## Given text
The New Cornelia mine is a currently inactive open-pit copper mine in Pima County, Arizona, United States. It was the only productive mine in the Ajo mining district, and is located just outside the town of Ajo, which was built as a company town to serve the New Cornelia mines. The roughly circular pit is one and a half miles across at its widest point, and 1,100 feet deep at the center. Although not generally regarded as a 'dam', the New Cornelia Mine Tailings is often cited as the largest dam structure in the United States with a volume of 7.4 billion cubic feet.

==History, archaeological mining history==
Native Americans had long mined surface exposures of copper veins near the New Cornelia for pigments: red copper oxide and green copper carbonate. Spanish miners are known to have excavated test shafts in the area by 1750, but the amount of copper produced is not known. Americans claimed the location in 1854 and shipped a few loads of selected ore to Swansea, Wales, but high transportation charges left little or no profit, and the mine was abandoned.

Development of the property was delayed because of its remote location in the Sonoran Desert. The low-grade copper ore could not be economically shipped to a smelter, and had to be concentrated at the site. The Cornelia Copper Company was organized by businessmen from St. Louis in 1900 to develop the property. However, early owners fumbled in their search for a suitable treatment process, and fell victim to "process men". In 1906 the owners contracted with Fred McGahan to build his unique "vacuum smelter" to treat the ore. The following year the company had McGahan indicted for obtaining money under false pretenses. It then arranged with another inventor to build facilities to treat the ore by the unproven "Anderson Process", which proved just as useless as McGahan’s process. A United States Geological Survey author later described these processes as "... among the most bizarre ever to have been floated in American mining." Mining commentator Horace Stevens wrote:
"The officers of the Cornelia are residents of St. Louis and vicinity, of excellent local standing, and perfectly sincere in their operations, but are totally lacking in practical knowledge of the copper business, and prone to overmuch experimentation with new processes."

## Record set
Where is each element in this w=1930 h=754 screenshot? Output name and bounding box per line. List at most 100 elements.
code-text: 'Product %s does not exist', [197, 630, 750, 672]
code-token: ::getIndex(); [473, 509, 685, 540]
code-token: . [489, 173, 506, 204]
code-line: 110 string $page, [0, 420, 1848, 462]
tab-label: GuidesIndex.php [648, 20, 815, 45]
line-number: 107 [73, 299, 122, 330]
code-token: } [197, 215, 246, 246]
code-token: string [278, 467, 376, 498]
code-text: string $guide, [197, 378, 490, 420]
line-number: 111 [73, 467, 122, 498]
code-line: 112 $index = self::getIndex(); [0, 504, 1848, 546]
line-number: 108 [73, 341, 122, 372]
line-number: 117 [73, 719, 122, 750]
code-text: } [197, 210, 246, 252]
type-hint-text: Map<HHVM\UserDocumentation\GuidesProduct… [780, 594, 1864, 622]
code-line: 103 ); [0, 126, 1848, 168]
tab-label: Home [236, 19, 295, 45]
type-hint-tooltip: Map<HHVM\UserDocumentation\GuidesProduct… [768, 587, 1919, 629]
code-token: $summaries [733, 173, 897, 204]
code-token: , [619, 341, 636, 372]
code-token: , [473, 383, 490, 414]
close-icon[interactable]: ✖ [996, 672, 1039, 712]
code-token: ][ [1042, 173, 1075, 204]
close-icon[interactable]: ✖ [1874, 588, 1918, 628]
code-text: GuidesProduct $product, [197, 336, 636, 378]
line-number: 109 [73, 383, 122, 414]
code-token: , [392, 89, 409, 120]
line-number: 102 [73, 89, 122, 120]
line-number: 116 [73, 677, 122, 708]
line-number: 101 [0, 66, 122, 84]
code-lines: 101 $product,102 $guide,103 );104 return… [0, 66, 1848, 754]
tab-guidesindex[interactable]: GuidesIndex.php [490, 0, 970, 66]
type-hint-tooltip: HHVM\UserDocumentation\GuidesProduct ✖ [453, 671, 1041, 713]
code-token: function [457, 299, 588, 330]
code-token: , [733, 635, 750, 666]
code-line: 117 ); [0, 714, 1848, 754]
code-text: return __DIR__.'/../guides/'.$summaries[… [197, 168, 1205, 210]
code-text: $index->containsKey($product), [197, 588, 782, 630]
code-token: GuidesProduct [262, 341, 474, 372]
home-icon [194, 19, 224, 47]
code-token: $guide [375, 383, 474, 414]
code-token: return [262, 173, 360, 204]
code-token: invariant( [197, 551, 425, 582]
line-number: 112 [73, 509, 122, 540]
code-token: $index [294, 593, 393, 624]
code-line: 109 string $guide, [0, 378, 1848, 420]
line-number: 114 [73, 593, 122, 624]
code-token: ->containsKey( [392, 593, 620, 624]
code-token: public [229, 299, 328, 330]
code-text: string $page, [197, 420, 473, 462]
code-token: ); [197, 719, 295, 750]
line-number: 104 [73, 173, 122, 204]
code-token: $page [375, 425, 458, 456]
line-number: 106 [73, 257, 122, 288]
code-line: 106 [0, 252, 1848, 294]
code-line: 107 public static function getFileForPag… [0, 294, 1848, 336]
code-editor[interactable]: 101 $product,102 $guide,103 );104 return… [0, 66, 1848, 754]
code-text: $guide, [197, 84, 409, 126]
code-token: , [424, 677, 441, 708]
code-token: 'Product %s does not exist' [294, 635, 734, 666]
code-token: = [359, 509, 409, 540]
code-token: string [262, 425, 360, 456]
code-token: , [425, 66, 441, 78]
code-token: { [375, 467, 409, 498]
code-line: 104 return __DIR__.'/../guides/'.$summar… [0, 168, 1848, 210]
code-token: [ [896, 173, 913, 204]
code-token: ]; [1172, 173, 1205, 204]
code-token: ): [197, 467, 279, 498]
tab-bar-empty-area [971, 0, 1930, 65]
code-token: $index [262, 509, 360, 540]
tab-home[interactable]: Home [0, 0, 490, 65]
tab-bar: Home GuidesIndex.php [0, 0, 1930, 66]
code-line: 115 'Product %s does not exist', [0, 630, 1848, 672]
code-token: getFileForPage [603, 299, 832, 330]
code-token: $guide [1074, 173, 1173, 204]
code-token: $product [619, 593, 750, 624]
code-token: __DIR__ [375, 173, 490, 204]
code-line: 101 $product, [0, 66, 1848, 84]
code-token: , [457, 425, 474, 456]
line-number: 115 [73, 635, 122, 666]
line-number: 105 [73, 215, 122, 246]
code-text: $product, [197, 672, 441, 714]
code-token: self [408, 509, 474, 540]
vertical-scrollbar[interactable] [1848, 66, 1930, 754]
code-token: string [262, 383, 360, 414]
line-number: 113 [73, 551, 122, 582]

## What is being asked
Continue the account of the New Cornelia mine from the point where it ends.

## Task output
The company reorganized as the New Cornelia Mining Company. In 1911, the Calumet and Arizona Mining Company, which already had a major operation in Bisbee, took an option to buy 70 percent of New Cornelia stock. Calumet and Arizona confirmed the existence of a large copper carbonate orebody, and exercised the option. It then found a practical way to treat the ore, and located a sufficient source of water several miles north. A pilot plant began operation in 1915, and the Tucson, Cornelia and Gila Bend Railroad to Gila Bend was completed in 1916.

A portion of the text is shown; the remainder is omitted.